Set problem:
Reproduce the listing word for word, leaving every picture behind.

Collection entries
++++++++++++++++++++
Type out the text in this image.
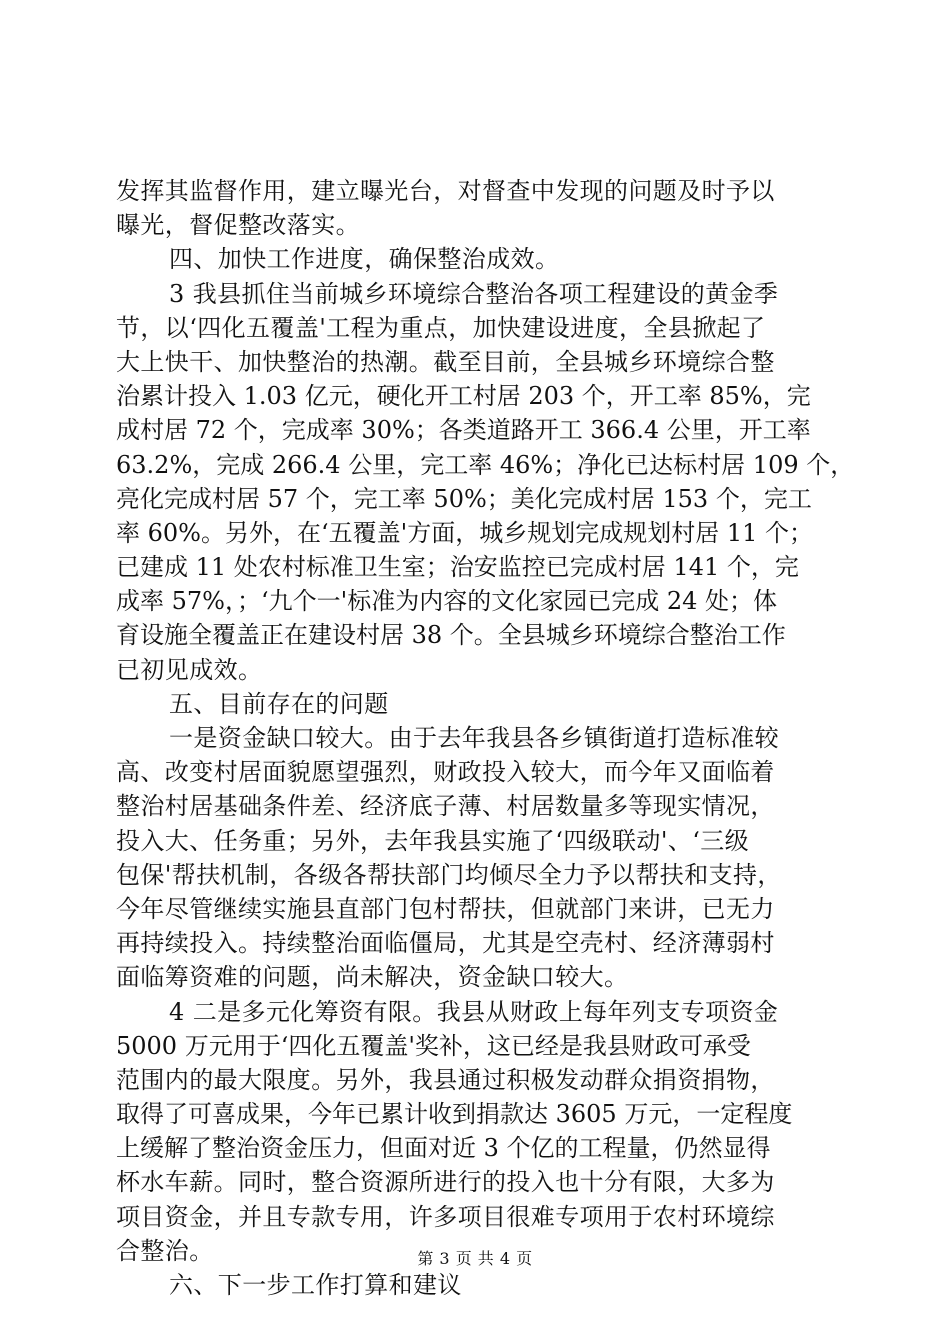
发挥其监督作用，建立曝光台，对督查中发现的问题及时予以
曝光，督促整改落实。
四、加快工作进度，确保整治成效。
3 我县抓住当前城乡环境综合整治各项工程建设的黄金季
节，以‘四化五覆盖'工程为重点，加快建设进度，全县掀起了
大上快干、加快整治的热潮。截至目前，全县城乡环境综合整
治累计投入 1.03 亿元，硬化开工村居 203 个，开工率 85%，完
成村居 72 个，完成率 30%；各类道路开工 366.4 公里，开工率
63.2%，完成 266.4 公里，完工率 46%；净化已达标村居 109 个，
亮化完成村居 57 个，完工率 50%；美化完成村居 153 个，完工
率 60%。另外，在‘五覆盖'方面，城乡规划完成规划村居 11 个；
已建成 11 处农村标准卫生室；治安监控已完成村居 141 个，完
成率 57%，；‘九个一'标准为内容的文化家园已完成 24 处；体
育设施全覆盖正在建设村居 38 个。全县城乡环境综合整治工作
已初见成效。
五、目前存在的问题
一是资金缺口较大。由于去年我县各乡镇街道打造标准较
高、改变村居面貌愿望强烈，财政投入较大，而今年又面临着
整治村居基础条件差、经济底子薄、村居数量多等现实情况，
投入大、任务重；另外，去年我县实施了‘四级联动'、‘三级
包保'帮扶机制，各级各帮扶部门均倾尽全力予以帮扶和支持，
今年尽管继续实施县直部门包村帮扶，但就部门来讲，已无力
再持续投入。持续整治面临僵局，尤其是空壳村、经济薄弱村
面临筹资难的问题，尚未解决，资金缺口较大。
4 二是多元化筹资有限。我县从财政上每年列支专项资金
5000 万元用于‘四化五覆盖'奖补，这已经是我县财政可承受
范围内的最大限度。另外，我县通过积极发动群众捐资捐物，
取得了可喜成果，今年已累计收到捐款达 3605 万元，一定程度
上缓解了整治资金压力，但面对近 3 个亿的工程量，仍然显得
杯水车薪。同时，整合资源所进行的投入也十分有限，大多为
项目资金，并且专款专用，许多项目很难专项用于农村环境综
合整治。
六、下一步工作打算和建议
第 3 页 共 4 页
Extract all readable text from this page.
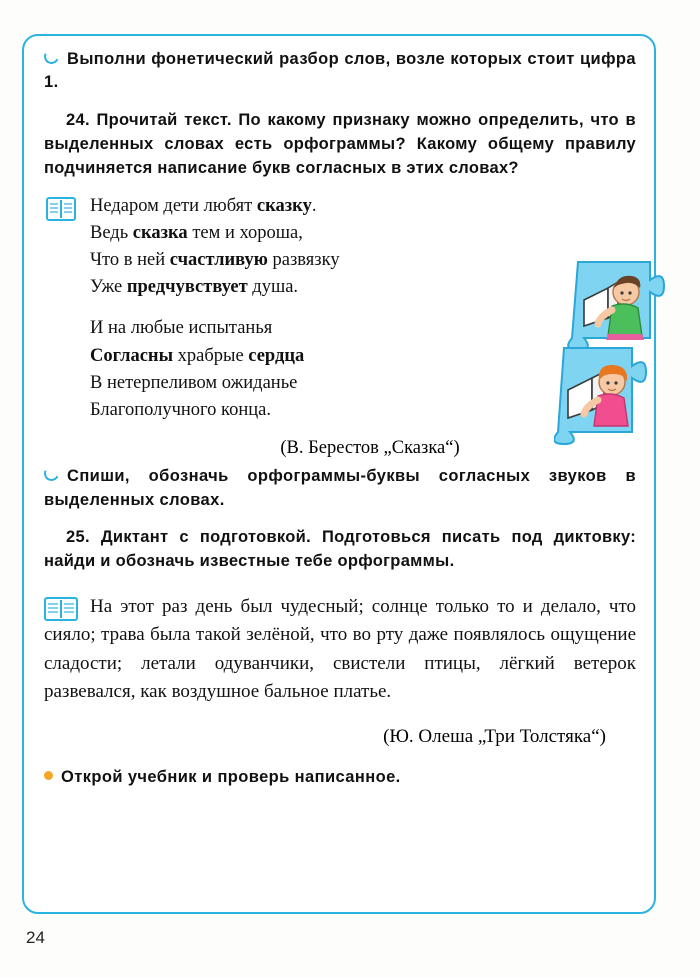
Выполни фонетический разбор слов, возле которых стоит цифра 1.

24. Прочитай текст. По какому признаку можно определить, что в выделенных словах есть орфограммы? Какому общему правилу подчиняется написание букв согласных в этих словах?

Недаром дети любят сказку.
Ведь сказка тем и хороша,
Что в ней счастливую развязку
Уже предчувствует душа.
И на любые испытанья
Согласны храбрые сердца
В нетерпеливом ожиданье
Благополучного конца.
(В. Берестов „Сказка“)

Спиши, обозначь орфограммы-буквы согласных звуков в выделенных словах.

25. Диктант с подготовкой. Подготовься писать под диктовку: найди и обозначь известные тебе орфограммы.

На этот раз день был чудесный; солнце только то и делало, что сияло; трава была такой зелёной, что во рту даже появлялось ощущение сладости; летали одуванчики, свистели птицы, лёгкий ветерок развевался, как воздушное бальное платье.

(Ю. Олеша „Три Толстяка“)

Открой учебник и проверь написанное.

24
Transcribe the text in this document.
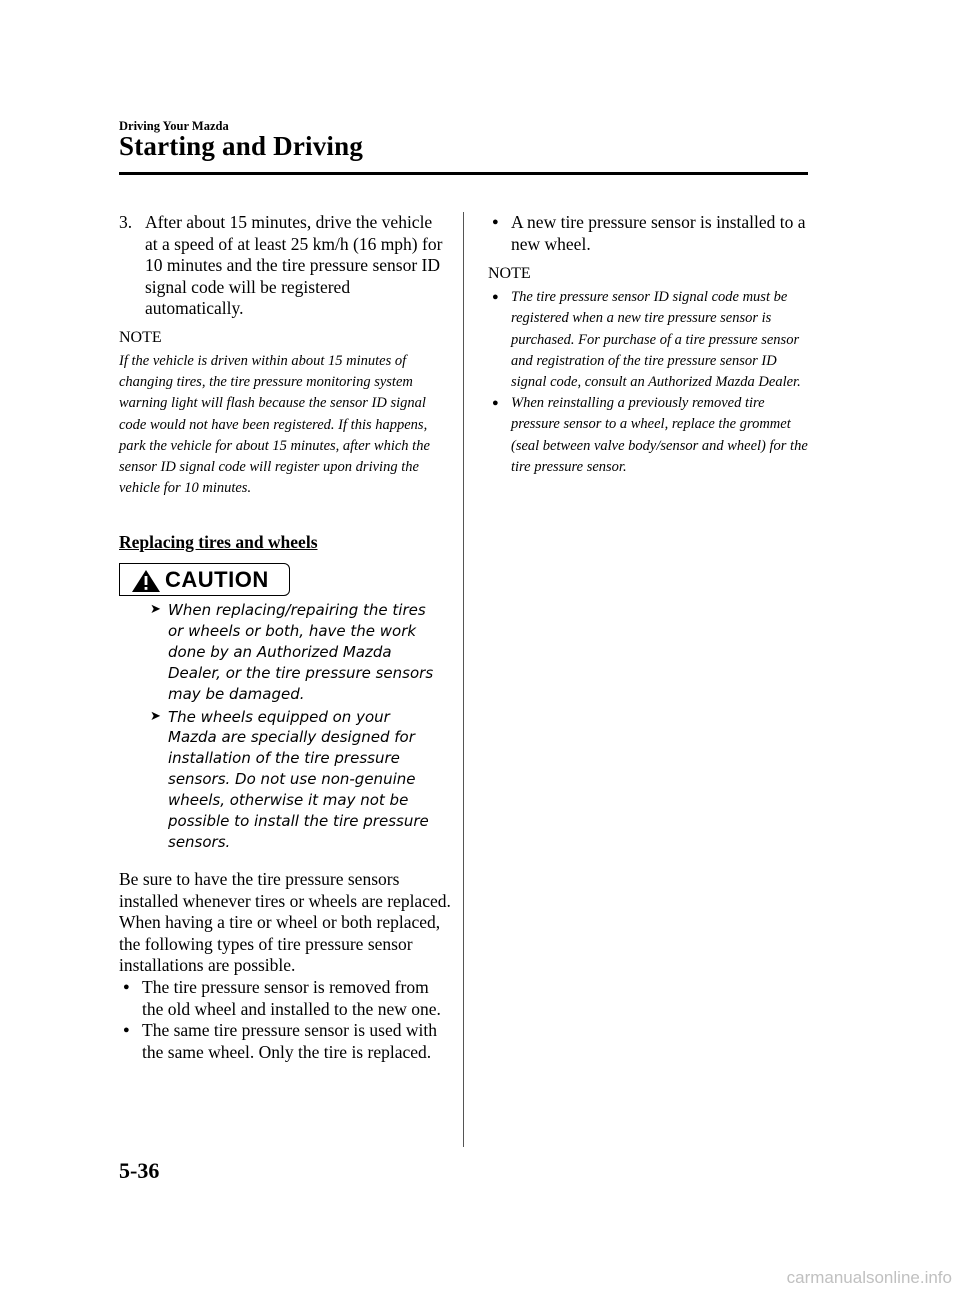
Driving Your Mazda
Starting and Driving
3. After about 15 minutes, drive the vehicle at a speed of at least 25 km/h (16 mph) for 10 minutes and the tire pressure sensor ID signal code will be registered automatically.
NOTE
If the vehicle is driven within about 15 minutes of changing tires, the tire pressure monitoring system warning light will flash because the sensor ID signal code would not have been registered. If this happens, park the vehicle for about 15 minutes, after which the sensor ID signal code will register upon driving the vehicle for 10 minutes.
Replacing tires and wheels
CAUTION
➤ When replacing/repairing the tires or wheels or both, have the work done by an Authorized Mazda Dealer, or the tire pressure sensors may be damaged.
➤ The wheels equipped on your Mazda are specially designed for installation of the tire pressure sensors. Do not use non-genuine wheels, otherwise it may not be possible to install the tire pressure sensors.
Be sure to have the tire pressure sensors installed whenever tires or wheels are replaced.
When having a tire or wheel or both replaced, the following types of tire pressure sensor installations are possible.
● The tire pressure sensor is removed from the old wheel and installed to the new one.
● The same tire pressure sensor is used with the same wheel. Only the tire is replaced.
● A new tire pressure sensor is installed to a new wheel.
NOTE
● The tire pressure sensor ID signal code must be registered when a new tire pressure sensor is purchased. For purchase of a tire pressure sensor and registration of the tire pressure sensor ID signal code, consult an Authorized Mazda Dealer.
● When reinstalling a previously removed tire pressure sensor to a wheel, replace the grommet (seal between valve body/sensor and wheel) for the tire pressure sensor.
5-36
carmanualsonline.info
++++++++++++++++++++
Response to the task:
Type out the text in this image.
发挥其监督作用，建立曝光台，对督查中发现的问题及时予以
曝光，督促整改落实。
四、加快工作进度，确保整治成效。
3 我县抓住当前城乡环境综合整治各项工程建设的黄金季
节，以‘四化五覆盖'工程为重点，加快建设进度，全县掀起了
大上快干、加快整治的热潮。截至目前，全县城乡环境综合整
治累计投入 1.03 亿元，硬化开工村居 203 个，开工率 85%，完
成村居 72 个，完成率 30%；各类道路开工 366.4 公里，开工率
63.2%，完成 266.4 公里，完工率 46%；净化已达标村居 109 个，
亮化完成村居 57 个，完工率 50%；美化完成村居 153 个，完工
率 60%。另外，在‘五覆盖'方面，城乡规划完成规划村居 11 个；
已建成 11 处农村标准卫生室；治安监控已完成村居 141 个，完
成率 57%，；‘九个一'标准为内容的文化家园已完成 24 处；体
育设施全覆盖正在建设村居 38 个。全县城乡环境综合整治工作
已初见成效。
五、目前存在的问题
一是资金缺口较大。由于去年我县各乡镇街道打造标准较
高、改变村居面貌愿望强烈，财政投入较大，而今年又面临着
整治村居基础条件差、经济底子薄、村居数量多等现实情况，
投入大、任务重；另外，去年我县实施了‘四级联动'、‘三级
包保'帮扶机制，各级各帮扶部门均倾尽全力予以帮扶和支持，
今年尽管继续实施县直部门包村帮扶，但就部门来讲，已无力
再持续投入。持续整治面临僵局，尤其是空壳村、经济薄弱村
面临筹资难的问题，尚未解决，资金缺口较大。
4 二是多元化筹资有限。我县从财政上每年列支专项资金
5000 万元用于‘四化五覆盖'奖补，这已经是我县财政可承受
范围内的最大限度。另外，我县通过积极发动群众捐资捐物，
取得了可喜成果，今年已累计收到捐款达 3605 万元，一定程度
上缓解了整治资金压力，但面对近 3 个亿的工程量，仍然显得
杯水车薪。同时，整合资源所进行的投入也十分有限，大多为
项目资金，并且专款专用，许多项目很难专项用于农村环境综
合整治。
六、下一步工作打算和建议
第 3 页 共 4 页
Extract all readable text from this page.
Выполни фонетический разбор слов, возле которых стоит цифра 1.

24. Прочитай текст. По какому признаку можно определить, что в выделенных словах есть орфограммы? Какому общему правилу подчиняется написание букв согласных в этих словах?

Недаром дети любят сказку.
Ведь сказка тем и хороша,
Что в ней счастливую развязку
Уже предчувствует душа.
И на любые испытанья
Согласны храбрые сердца
В нетерпеливом ожиданье
Благополучного конца.
(В. Берестов „Сказка“)

Спиши, обозначь орфограммы-буквы согласных звуков в выделенных словах.

25. Диктант с подготовкой. Подготовься писать под диктовку: найди и обозначь известные тебе орфограммы.

На этот раз день был чудесный; солнце только то и делало, что сияло; трава была такой зелёной, что во рту даже появлялось ощущение сладости; летали одуванчики, свистели птицы, лёгкий ветерок развевался, как воздушное бальное платье.

(Ю. Олеша „Три Толстяка“)

Открой учебник и проверь написанное.

24
Transcribe the text in this document.
Driving Your Mazda
Starting and Driving
3. After about 15 minutes, drive the vehicle at a speed of at least 25 km/h (16 mph) for 10 minutes and the tire pressure sensor ID signal code will be registered automatically.
NOTE
If the vehicle is driven within about 15 minutes of changing tires, the tire pressure monitoring system warning light will flash because the sensor ID signal code would not have been registered. If this happens, park the vehicle for about 15 minutes, after which the sensor ID signal code will register upon driving the vehicle for 10 minutes.
Replacing tires and wheels
CAUTION
➤ When replacing/repairing the tires or wheels or both, have the work done by an Authorized Mazda Dealer, or the tire pressure sensors may be damaged.
➤ The wheels equipped on your Mazda are specially designed for installation of the tire pressure sensors. Do not use non-genuine wheels, otherwise it may not be possible to install the tire pressure sensors.
Be sure to have the tire pressure sensors installed whenever tires or wheels are replaced.
When having a tire or wheel or both replaced, the following types of tire pressure sensor installations are possible.
● The tire pressure sensor is removed from the old wheel and installed to the new one.
● The same tire pressure sensor is used with the same wheel. Only the tire is replaced.
● A new tire pressure sensor is installed to a new wheel.
NOTE
● The tire pressure sensor ID signal code must be registered when a new tire pressure sensor is purchased. For purchase of a tire pressure sensor and registration of the tire pressure sensor ID signal code, consult an Authorized Mazda Dealer.
● When reinstalling a previously removed tire pressure sensor to a wheel, replace the grommet (seal between valve body/sensor and wheel) for the tire pressure sensor.
5-36
carmanualsonline.info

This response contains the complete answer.